(DESCRIPTION OF THE TASK)
Locate each line in the records containing "color". Copy it.

(INPUT MATERIAL)
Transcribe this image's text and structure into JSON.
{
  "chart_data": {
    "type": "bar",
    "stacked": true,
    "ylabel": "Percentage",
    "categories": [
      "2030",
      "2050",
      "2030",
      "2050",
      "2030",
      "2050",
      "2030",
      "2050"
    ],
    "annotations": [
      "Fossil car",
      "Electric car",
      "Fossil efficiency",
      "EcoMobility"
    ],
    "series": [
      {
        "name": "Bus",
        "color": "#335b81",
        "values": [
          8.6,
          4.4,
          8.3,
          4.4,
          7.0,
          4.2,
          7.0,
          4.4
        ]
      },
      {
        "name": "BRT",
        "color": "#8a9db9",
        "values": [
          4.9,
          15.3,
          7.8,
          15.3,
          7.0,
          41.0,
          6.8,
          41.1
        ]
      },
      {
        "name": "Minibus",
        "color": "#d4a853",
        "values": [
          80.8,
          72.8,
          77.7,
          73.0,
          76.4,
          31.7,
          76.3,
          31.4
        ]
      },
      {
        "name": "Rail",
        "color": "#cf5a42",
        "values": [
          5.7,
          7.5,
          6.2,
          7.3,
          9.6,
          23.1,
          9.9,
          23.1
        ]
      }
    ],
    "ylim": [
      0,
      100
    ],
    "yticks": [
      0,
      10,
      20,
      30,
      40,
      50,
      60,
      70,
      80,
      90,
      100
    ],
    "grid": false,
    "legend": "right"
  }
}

(REPLY TO THE TASK)
        "color": "#335b81",
        "color": "#8a9db9",
        "color": "#d4a853",
        "color": "#cf5a42",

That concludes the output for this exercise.